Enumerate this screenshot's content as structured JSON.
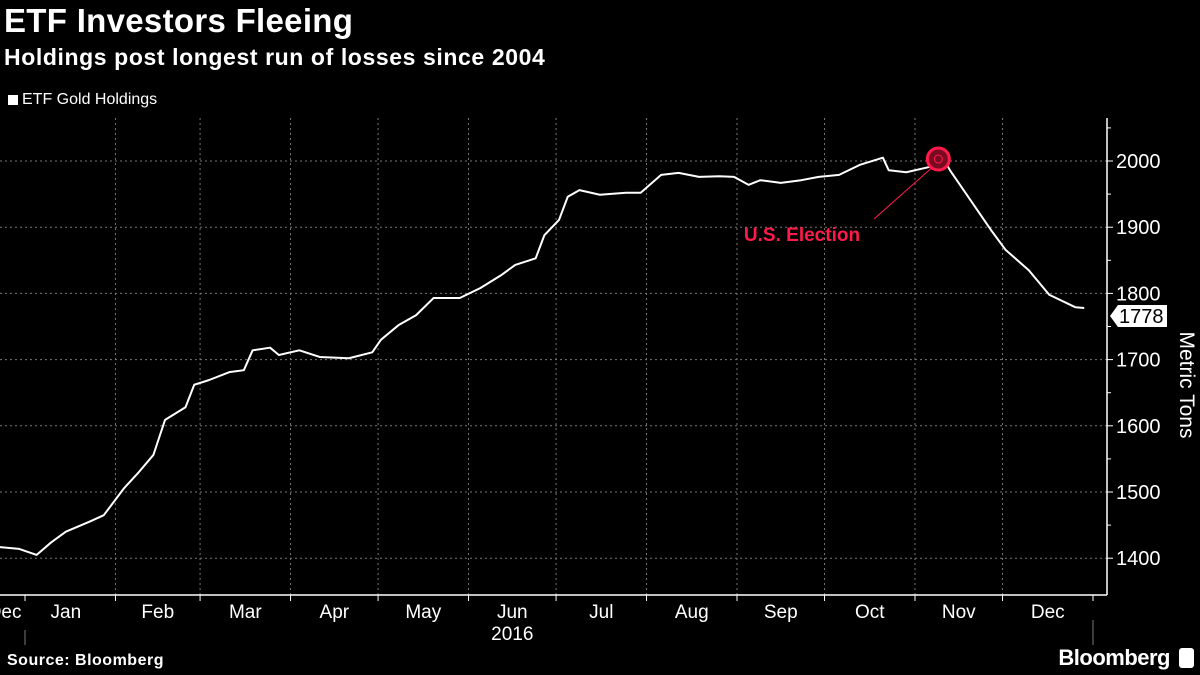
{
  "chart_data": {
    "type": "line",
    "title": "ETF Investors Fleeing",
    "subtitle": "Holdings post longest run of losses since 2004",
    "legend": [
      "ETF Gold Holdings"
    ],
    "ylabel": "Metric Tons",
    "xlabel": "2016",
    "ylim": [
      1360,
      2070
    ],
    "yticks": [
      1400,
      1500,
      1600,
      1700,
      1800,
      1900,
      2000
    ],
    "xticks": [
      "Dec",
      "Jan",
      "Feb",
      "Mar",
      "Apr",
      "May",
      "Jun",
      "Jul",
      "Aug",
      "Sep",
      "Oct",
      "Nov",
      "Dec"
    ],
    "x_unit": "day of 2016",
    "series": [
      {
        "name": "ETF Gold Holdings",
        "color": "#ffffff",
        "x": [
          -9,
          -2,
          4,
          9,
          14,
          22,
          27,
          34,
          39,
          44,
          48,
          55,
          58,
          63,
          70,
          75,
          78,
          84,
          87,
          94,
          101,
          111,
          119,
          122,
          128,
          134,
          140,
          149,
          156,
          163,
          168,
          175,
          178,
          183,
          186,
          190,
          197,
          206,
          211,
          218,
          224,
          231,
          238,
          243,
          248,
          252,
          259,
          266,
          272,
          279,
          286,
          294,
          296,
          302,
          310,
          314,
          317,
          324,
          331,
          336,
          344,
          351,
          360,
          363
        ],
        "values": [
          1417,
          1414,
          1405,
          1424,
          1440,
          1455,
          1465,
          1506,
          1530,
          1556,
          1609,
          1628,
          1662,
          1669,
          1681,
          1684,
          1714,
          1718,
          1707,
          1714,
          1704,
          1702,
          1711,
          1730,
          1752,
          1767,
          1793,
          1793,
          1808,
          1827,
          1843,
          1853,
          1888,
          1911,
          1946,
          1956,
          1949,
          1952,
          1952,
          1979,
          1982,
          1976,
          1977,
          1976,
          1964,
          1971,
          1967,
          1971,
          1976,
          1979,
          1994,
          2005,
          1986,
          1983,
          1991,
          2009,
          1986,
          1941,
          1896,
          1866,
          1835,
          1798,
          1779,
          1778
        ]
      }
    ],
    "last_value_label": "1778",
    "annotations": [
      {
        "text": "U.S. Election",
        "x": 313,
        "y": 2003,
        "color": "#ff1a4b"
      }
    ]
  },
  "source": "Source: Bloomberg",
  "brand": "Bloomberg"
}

#####

* **The exercise**
Identify each line in the records above containing the word "Bloomberg"; copy those lines.

* **Result of this task**
  "source": "Source: Bloomberg",
  "brand": "Bloomberg"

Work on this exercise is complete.